Consigne A:
Pouvez-vous résumer en deux phrases le texte sur l'album Break Out des Pointer Sisters ?
Consigne B:
Donnez la suite du texte sur l'album Break Out, à partir de sa dernière phrase.

Texte:
══════════════════════════════
Pointer Sisters première partie
Dans la foulée de l’album So Excited! les Pointer Sisters récidivent avec ce qui restera le plus grand succès discographique de leur carrière, un album imparable.
L’album Break Out des Pointer Sisters
Encore une fois, l’effet compil est bien là : que de hits grandioses ! Toutefois, une remarque s’impose. Même s’il reste par ci par là des instruments naturels, l’essentiel de la musique est joué par des synthétiseurs et des boites à rythmes. On pourrait même dire que c’est un album Electro Dance. Pour Break Out, l’option s’avère payante et ne diminue en rien la qualité des compositions et des interprétations.
Le problème avec l’Electro, c’est que ça devient vite une facilité bien pratique : presque pas de musiciens dans le studio, une prise de son réduite au minimum. Pas mal de choses sont programmées dans un séquenceur donc exécutables à volonté donc enregistrées en peu de prises… Le défi n’est pas le même qu’avec un ensemble de vrais musiciens jouant des instruments naturels. Mais tant que les compositions et les arrangements volent haut, ça n’est pas un problème. On verra sur l’album suivant ce que ça donne quand la qualité des compositions faiblit. Pour l’heure, que de grands morceaux !
Jump, merveilleusement interprétée par June et bande son d’une scène culte du film Love Actually :
Automatic, magnifié par la voix de contralto de Ruth :
Baby Come And Get It :
I Need You : là, les trois soeurs se livrent à un exercice extrêmement périlleux. Habituellement, une des soeurs tient la voix lead et les deux autres font les harmonies vocales. Exceptionnellement, elles se repassent la voix lead d’un couplet à l’autre. Là, on est dans une toute autre stratosphère : elles ne cessent d’attribuer la voix lead à l’une d’elle, les deux autres reprenant les harmonies vocales instantanément. Et ça, change tout le temps !
══════════════════════════════
Enregistrements extraits:
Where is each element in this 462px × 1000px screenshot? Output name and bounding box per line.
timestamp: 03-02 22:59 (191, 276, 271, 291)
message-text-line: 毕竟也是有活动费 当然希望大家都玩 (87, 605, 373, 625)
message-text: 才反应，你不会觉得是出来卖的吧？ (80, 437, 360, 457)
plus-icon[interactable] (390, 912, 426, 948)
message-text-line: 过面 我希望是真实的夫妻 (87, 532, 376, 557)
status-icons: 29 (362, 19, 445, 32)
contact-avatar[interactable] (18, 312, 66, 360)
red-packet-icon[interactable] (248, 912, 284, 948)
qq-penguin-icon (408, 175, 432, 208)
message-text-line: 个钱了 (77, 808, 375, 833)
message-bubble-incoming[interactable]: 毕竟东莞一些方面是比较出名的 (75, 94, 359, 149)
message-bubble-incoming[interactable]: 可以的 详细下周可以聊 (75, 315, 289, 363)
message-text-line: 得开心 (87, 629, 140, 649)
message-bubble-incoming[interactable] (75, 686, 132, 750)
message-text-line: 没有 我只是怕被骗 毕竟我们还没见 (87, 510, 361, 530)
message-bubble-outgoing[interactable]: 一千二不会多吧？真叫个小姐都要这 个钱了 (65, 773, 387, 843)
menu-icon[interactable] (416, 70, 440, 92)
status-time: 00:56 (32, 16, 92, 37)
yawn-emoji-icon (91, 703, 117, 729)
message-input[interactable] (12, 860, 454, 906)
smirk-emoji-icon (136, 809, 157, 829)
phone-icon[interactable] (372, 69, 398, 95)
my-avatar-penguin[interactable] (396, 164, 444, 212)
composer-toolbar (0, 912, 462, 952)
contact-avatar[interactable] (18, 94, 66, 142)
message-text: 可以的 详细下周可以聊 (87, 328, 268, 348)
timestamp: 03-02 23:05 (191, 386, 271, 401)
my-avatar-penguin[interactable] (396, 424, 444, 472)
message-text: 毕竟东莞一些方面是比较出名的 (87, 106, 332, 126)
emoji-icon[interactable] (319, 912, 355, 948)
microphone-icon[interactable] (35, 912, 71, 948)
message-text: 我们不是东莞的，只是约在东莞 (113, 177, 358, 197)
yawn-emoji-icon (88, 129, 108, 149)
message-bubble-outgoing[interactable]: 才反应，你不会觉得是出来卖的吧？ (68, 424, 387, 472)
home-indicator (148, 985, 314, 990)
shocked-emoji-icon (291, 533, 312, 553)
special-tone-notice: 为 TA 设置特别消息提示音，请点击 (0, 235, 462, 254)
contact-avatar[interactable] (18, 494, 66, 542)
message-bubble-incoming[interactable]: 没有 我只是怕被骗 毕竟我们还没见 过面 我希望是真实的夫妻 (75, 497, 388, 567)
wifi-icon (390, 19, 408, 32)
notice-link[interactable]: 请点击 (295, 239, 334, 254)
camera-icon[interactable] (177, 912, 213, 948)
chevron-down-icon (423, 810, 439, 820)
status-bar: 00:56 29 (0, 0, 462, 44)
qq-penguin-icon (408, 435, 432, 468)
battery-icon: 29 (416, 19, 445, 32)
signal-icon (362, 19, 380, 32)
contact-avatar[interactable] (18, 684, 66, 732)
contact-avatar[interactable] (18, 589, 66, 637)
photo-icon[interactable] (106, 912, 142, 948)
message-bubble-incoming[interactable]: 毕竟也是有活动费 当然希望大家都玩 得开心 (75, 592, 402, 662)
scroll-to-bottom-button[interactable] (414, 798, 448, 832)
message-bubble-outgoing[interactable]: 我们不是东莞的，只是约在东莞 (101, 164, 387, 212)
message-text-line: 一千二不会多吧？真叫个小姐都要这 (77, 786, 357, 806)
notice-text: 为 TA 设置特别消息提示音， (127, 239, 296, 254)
══════════════════════════════
Réponse attendue A:
Sorti dans la foulée de So Excited!, Break Out reste le plus grand succès discographique des Pointer Sisters et enchaîne les hits, même si l'essentiel de la musique y est joué par des synthétiseurs et des boîtes à rythmes. Ce choix électro ne diminue en rien la qualité des compositions et des interprétations, comme le montrent Jump, Automatic ou I Need You, où les trois sœurs se repassent sans cesse la voix lead.

Réponse attendue B:
En studio, on peut comprendre qu’une prise de son peut toujours être refaite. Mais le plus fort, c’est qu’elles peuvent reproduire le même exercice périlleux sur scène :
Neutron Dance :
Nightline :
L’après Break Out, l’album Contact
Les grands albums de l’histoire de la musique ne doivent leur notoriété qu’à eux-mêmes. Ils n’ont atteint un succès universel que par leur qualité intrinsèque. A la force des bras, sans bénéficier au départ d’un a priori positif, ils ont fini par être reconnus comme des chefs d’oeuvre, parfois instantanément, parfois avec le recul du temps. L’album suivant du même artiste va grandement bénéficier de cette aura, même si ses qualités sont moindres. Tusk de Fleetwood Mac profitera grandement de la réputation de Rumours mais on s’apercevra avec le temps qu’il est nettement moins “magique”. Smile des Beach Boys contre Pet Sounds. Bad de Michael Jackson contre Thriller. Goat’s Head Soup des Stones contre Exile On Main Street… Les exemples sont nombreux.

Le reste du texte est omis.